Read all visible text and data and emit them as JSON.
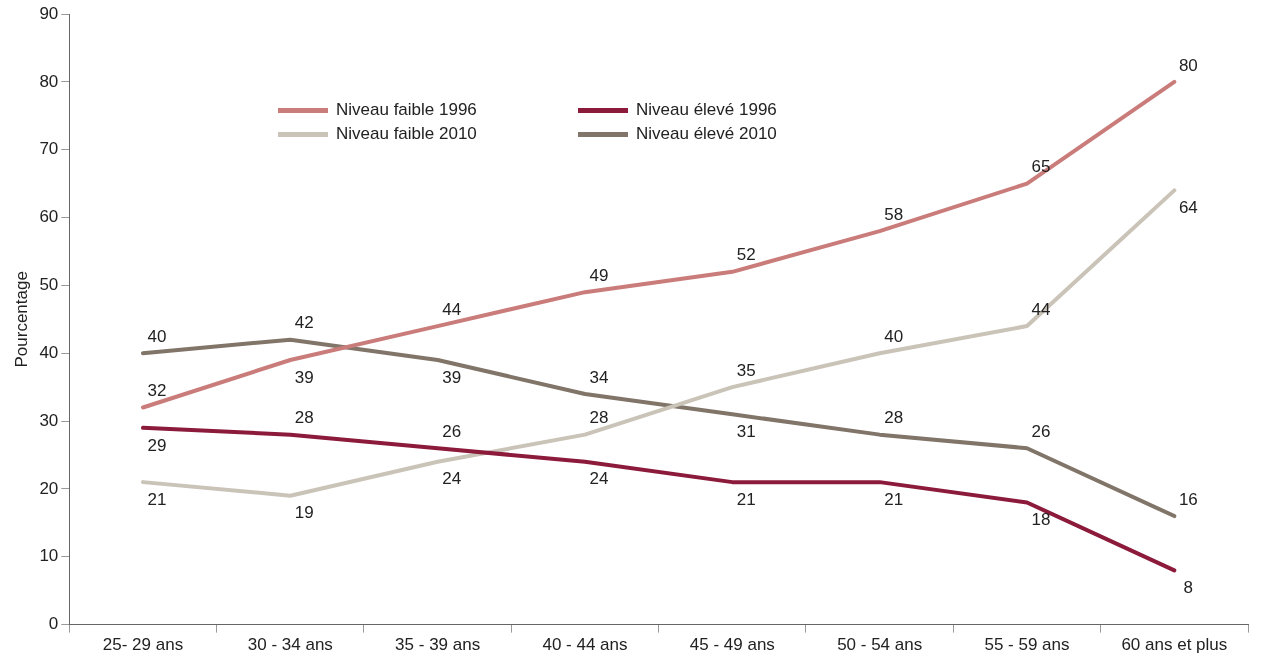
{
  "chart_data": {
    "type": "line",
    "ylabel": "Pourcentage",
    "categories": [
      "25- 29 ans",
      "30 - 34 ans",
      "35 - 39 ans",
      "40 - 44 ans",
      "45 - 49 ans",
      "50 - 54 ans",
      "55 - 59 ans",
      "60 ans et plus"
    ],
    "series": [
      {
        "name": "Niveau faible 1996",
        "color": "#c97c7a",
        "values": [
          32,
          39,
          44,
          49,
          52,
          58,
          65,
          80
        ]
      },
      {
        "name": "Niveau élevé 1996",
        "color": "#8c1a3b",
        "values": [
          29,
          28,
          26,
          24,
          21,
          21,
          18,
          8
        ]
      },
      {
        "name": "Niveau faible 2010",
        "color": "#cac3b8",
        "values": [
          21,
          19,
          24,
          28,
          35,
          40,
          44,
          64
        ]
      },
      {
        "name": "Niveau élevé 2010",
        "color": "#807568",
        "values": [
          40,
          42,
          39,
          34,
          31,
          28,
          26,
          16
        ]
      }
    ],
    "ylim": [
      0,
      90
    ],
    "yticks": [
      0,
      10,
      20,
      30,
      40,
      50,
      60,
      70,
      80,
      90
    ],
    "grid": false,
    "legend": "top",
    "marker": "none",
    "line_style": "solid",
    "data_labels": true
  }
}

━━━

### Written task:
The listing above needs to be output again exactly. Don't include the pictures.

### Full output:
Read all visible text and data and emit them as JSON.
{
  "chart_data": {
    "type": "line",
    "ylabel": "Pourcentage",
    "categories": [
      "25- 29 ans",
      "30 - 34 ans",
      "35 - 39 ans",
      "40 - 44 ans",
      "45 - 49 ans",
      "50 - 54 ans",
      "55 - 59 ans",
      "60 ans et plus"
    ],
    "series": [
      {
        "name": "Niveau faible 1996",
        "color": "#c97c7a",
        "values": [
          32,
          39,
          44,
          49,
          52,
          58,
          65,
          80
        ]
      },
      {
        "name": "Niveau élevé 1996",
        "color": "#8c1a3b",
        "values": [
          29,
          28,
          26,
          24,
          21,
          21,
          18,
          8
        ]
      },
      {
        "name": "Niveau faible 2010",
        "color": "#cac3b8",
        "values": [
          21,
          19,
          24,
          28,
          35,
          40,
          44,
          64
        ]
      },
      {
        "name": "Niveau élevé 2010",
        "color": "#807568",
        "values": [
          40,
          42,
          39,
          34,
          31,
          28,
          26,
          16
        ]
      }
    ],
    "ylim": [
      0,
      90
    ],
    "yticks": [
      0,
      10,
      20,
      30,
      40,
      50,
      60,
      70,
      80,
      90
    ],
    "grid": false,
    "legend": "top",
    "marker": "none",
    "line_style": "solid",
    "data_labels": true
  }
}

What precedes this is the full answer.